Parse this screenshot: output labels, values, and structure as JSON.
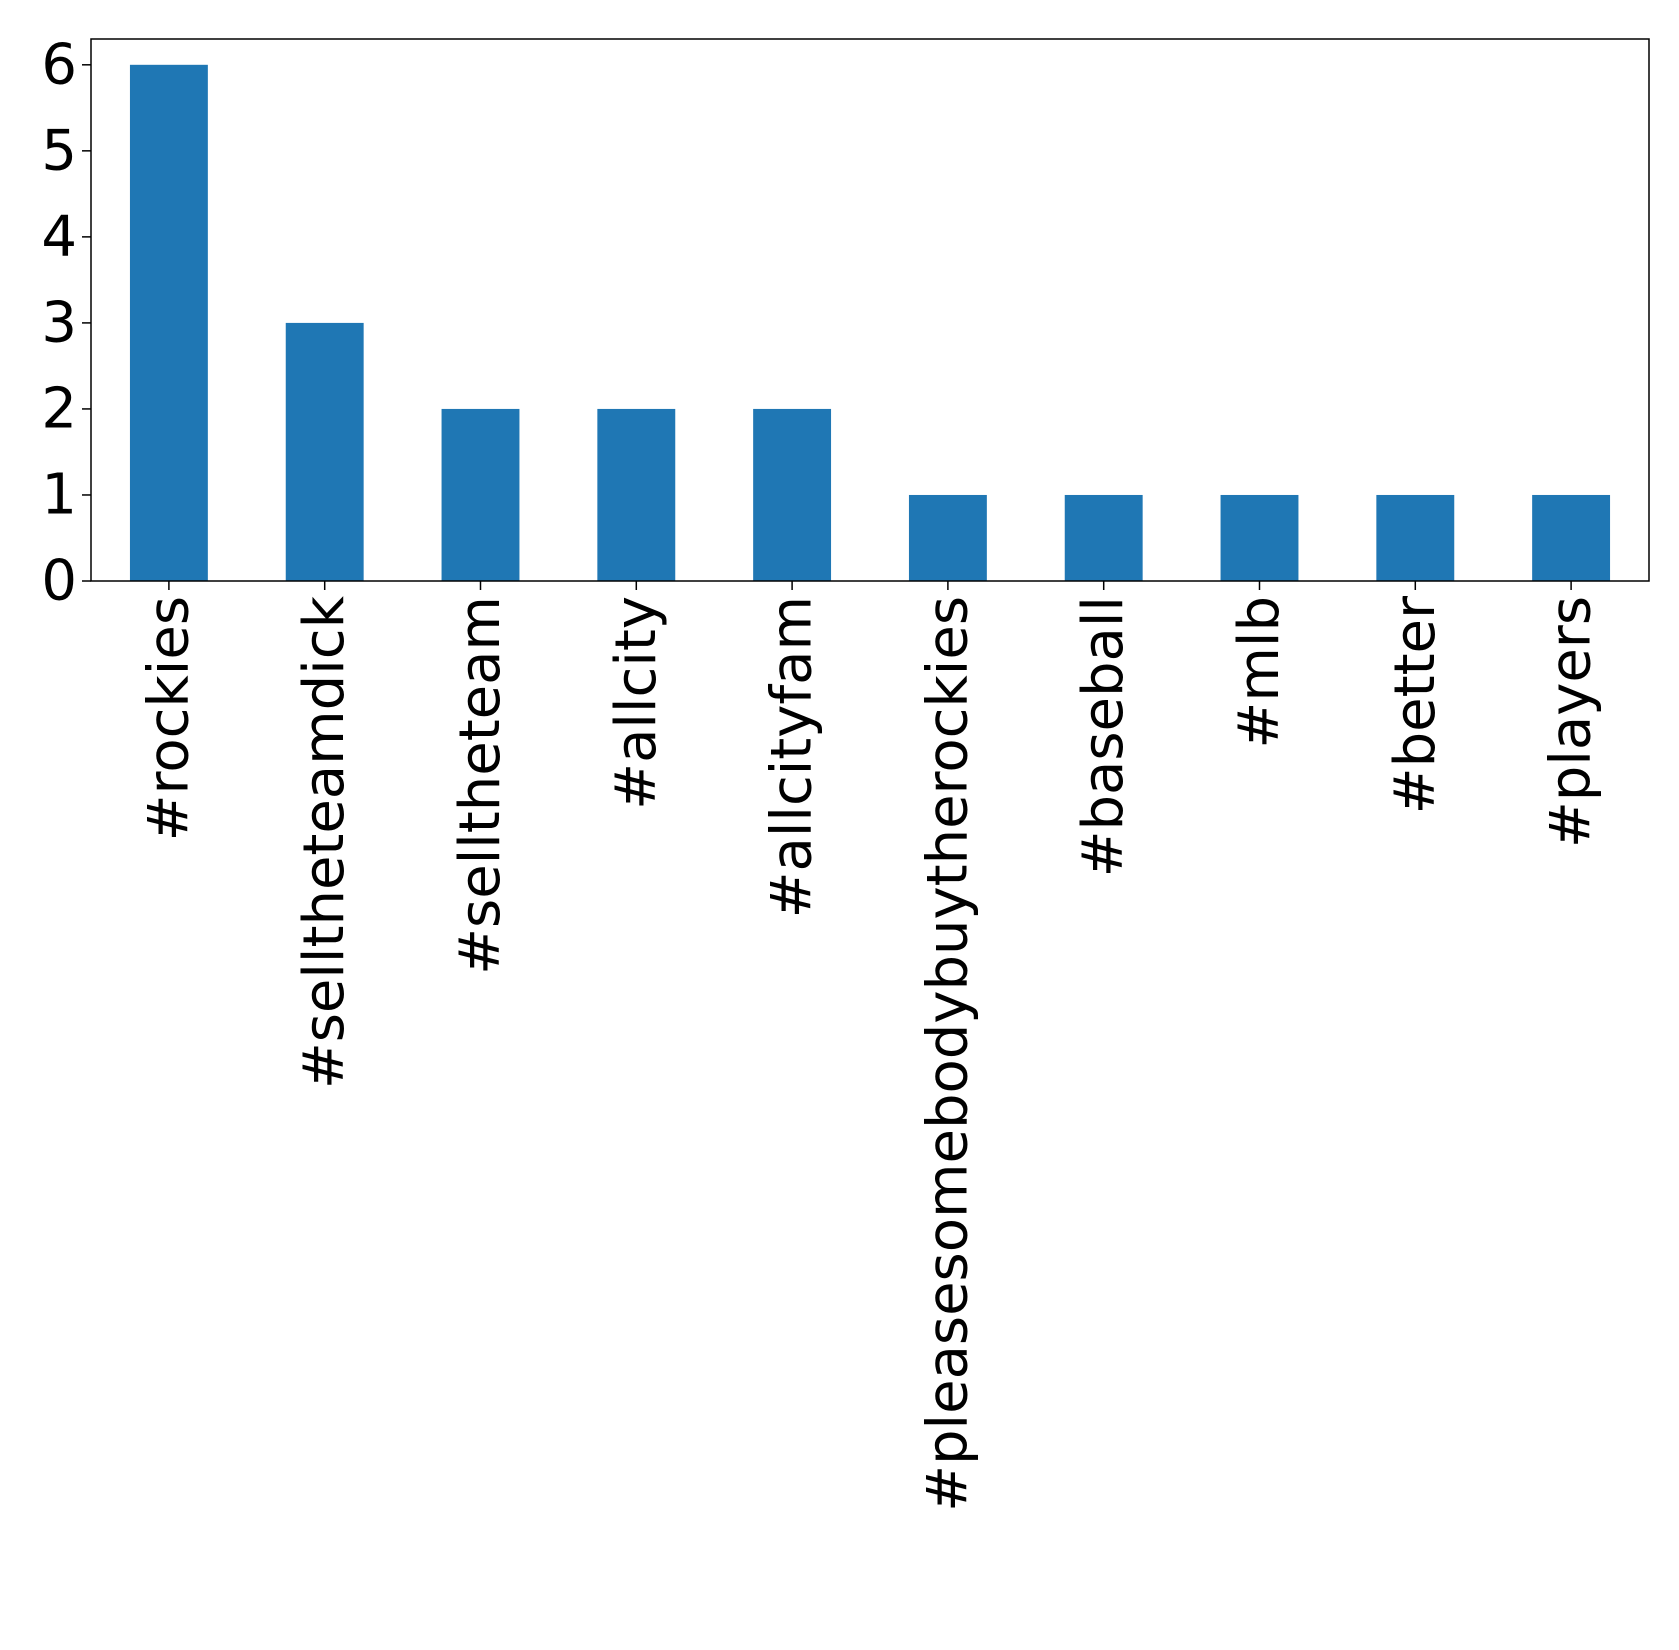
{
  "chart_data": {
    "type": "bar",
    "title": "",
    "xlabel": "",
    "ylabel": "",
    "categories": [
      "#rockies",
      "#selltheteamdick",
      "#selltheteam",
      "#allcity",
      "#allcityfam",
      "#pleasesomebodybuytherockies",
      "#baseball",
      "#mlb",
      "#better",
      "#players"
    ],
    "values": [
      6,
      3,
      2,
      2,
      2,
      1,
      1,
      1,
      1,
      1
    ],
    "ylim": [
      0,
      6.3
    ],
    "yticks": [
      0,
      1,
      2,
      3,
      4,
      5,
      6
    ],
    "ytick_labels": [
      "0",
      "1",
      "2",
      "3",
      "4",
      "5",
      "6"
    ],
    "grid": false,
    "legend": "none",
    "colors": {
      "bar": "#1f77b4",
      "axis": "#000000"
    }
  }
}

__EXERCISE OBJECTIVE__
Quote each line of the listing exactly, but leave the pictures out.

__FULL SOLUTION__
Parse this screenshot: output labels, values, and structure as JSON.
{
  "chart_data": {
    "type": "bar",
    "title": "",
    "xlabel": "",
    "ylabel": "",
    "categories": [
      "#rockies",
      "#selltheteamdick",
      "#selltheteam",
      "#allcity",
      "#allcityfam",
      "#pleasesomebodybuytherockies",
      "#baseball",
      "#mlb",
      "#better",
      "#players"
    ],
    "values": [
      6,
      3,
      2,
      2,
      2,
      1,
      1,
      1,
      1,
      1
    ],
    "ylim": [
      0,
      6.3
    ],
    "yticks": [
      0,
      1,
      2,
      3,
      4,
      5,
      6
    ],
    "ytick_labels": [
      "0",
      "1",
      "2",
      "3",
      "4",
      "5",
      "6"
    ],
    "grid": false,
    "legend": "none",
    "colors": {
      "bar": "#1f77b4",
      "axis": "#000000"
    }
  }
}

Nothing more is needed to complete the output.